--- BEGIN ---

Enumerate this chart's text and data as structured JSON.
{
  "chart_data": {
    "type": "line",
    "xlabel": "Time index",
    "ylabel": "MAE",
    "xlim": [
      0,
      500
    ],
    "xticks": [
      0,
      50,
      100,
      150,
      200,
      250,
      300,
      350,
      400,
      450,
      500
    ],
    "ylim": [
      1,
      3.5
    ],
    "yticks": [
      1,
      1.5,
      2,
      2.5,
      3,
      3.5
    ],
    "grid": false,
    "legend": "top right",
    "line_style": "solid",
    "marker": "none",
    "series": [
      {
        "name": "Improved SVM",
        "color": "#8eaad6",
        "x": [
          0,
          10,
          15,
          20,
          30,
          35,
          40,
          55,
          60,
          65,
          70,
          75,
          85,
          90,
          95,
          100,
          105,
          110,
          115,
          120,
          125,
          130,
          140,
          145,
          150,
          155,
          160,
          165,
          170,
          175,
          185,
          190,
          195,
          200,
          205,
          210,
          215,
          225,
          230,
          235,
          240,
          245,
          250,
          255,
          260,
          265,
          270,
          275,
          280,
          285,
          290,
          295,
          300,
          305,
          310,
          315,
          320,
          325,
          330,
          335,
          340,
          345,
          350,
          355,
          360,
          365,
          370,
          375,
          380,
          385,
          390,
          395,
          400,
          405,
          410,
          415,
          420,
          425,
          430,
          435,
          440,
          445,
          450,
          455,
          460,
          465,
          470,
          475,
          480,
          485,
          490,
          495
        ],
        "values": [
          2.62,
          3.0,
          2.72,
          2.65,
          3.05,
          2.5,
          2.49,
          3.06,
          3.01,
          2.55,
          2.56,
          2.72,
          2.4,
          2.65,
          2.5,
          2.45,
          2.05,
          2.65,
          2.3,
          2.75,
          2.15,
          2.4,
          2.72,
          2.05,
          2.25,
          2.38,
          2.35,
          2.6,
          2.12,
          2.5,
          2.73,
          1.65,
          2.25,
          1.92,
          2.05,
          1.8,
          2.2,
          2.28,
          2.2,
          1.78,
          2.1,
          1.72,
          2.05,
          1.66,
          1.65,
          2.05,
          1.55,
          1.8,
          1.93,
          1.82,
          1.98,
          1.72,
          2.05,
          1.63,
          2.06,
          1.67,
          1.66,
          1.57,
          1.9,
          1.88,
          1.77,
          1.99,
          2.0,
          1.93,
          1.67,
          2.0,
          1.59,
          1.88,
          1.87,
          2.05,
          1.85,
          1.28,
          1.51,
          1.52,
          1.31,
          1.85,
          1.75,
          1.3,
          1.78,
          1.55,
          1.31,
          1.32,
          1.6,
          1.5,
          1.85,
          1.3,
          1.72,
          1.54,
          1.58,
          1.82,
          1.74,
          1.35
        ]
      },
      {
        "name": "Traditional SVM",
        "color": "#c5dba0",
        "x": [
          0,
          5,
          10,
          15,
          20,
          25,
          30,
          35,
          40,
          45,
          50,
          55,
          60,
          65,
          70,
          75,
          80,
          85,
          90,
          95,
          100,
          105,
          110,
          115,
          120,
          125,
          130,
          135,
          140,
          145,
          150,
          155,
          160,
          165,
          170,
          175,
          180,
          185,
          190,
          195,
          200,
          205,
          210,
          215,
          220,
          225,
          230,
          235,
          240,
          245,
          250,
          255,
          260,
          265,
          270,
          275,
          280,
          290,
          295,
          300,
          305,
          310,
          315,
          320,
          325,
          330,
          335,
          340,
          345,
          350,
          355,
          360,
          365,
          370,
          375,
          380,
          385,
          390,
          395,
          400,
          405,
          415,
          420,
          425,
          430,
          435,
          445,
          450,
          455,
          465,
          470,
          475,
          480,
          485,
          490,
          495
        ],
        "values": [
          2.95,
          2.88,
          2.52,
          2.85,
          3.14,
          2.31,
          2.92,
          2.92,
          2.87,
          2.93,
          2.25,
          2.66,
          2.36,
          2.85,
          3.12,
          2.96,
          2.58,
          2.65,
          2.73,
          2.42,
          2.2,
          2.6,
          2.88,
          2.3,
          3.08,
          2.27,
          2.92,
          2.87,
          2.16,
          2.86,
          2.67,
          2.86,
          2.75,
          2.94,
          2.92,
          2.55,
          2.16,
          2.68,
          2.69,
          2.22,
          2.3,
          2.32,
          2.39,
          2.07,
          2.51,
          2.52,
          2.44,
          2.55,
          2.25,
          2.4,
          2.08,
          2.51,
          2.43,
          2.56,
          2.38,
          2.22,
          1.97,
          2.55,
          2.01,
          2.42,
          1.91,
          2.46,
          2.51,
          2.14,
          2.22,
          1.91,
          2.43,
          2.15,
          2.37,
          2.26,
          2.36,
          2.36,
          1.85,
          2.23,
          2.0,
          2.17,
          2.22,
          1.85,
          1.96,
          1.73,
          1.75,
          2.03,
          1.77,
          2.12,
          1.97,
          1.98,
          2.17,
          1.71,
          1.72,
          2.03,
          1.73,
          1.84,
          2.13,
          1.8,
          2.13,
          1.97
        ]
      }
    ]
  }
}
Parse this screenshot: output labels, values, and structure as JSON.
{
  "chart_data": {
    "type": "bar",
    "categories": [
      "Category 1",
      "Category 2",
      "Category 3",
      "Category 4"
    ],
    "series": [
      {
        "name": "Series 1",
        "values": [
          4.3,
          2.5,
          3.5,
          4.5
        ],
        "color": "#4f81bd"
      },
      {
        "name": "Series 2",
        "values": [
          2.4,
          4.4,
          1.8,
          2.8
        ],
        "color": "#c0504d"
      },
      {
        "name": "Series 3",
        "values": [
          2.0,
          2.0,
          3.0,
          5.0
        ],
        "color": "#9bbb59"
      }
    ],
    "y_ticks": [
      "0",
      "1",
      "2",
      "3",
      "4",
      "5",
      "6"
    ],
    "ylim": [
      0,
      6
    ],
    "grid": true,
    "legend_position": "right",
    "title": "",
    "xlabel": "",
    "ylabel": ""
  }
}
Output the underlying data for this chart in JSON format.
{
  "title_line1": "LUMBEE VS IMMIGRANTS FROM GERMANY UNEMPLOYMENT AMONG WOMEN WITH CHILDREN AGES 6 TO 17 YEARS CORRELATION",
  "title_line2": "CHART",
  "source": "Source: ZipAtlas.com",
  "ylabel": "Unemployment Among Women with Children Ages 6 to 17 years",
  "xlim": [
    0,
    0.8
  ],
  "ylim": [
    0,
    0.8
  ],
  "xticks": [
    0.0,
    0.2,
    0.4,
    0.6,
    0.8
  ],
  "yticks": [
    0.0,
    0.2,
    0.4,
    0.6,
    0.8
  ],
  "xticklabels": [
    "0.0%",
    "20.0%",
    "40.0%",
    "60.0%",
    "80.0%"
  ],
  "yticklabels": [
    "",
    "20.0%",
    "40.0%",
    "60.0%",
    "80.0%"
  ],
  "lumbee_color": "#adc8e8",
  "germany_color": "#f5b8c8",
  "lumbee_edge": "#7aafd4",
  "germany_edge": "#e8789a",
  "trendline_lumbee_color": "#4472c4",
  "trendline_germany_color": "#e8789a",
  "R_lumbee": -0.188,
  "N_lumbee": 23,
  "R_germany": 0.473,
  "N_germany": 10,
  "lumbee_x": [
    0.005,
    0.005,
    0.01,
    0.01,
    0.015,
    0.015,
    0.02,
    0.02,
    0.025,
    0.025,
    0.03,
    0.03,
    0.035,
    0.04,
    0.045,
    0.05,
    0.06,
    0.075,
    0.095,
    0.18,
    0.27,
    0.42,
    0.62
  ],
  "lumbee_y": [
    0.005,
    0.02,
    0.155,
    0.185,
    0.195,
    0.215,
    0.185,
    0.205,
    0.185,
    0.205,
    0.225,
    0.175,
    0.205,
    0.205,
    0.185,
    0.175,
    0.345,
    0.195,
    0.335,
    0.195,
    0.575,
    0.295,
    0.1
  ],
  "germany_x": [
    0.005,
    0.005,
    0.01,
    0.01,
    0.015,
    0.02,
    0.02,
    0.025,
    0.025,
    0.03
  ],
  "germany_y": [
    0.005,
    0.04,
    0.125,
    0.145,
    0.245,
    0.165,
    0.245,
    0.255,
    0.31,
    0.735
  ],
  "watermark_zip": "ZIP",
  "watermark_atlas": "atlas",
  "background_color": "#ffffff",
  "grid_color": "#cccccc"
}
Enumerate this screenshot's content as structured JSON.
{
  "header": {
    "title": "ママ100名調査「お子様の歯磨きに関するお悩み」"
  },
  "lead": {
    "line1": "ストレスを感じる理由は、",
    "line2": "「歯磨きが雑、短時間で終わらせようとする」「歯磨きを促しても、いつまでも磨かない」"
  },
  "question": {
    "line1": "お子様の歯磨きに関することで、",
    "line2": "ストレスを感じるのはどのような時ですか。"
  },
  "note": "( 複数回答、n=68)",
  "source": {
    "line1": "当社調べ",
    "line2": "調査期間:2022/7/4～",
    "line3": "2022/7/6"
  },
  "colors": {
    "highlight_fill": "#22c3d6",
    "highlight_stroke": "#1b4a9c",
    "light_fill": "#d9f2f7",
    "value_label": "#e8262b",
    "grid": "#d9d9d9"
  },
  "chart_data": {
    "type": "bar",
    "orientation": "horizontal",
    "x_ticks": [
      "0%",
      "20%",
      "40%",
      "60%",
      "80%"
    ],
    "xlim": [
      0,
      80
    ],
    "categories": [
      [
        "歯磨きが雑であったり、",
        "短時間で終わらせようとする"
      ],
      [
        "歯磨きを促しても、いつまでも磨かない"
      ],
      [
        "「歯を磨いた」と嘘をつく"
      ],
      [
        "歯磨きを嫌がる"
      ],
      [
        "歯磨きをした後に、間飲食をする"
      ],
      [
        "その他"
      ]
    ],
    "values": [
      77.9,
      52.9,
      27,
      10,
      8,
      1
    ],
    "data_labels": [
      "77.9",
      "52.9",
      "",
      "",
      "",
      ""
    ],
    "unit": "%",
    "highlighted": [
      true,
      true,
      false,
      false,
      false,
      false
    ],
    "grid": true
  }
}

--- END ---

What is asked – Which lines above contain "right"? Show each of them.

Finished task –
    "legend": "top right",
    "legend_position": "right",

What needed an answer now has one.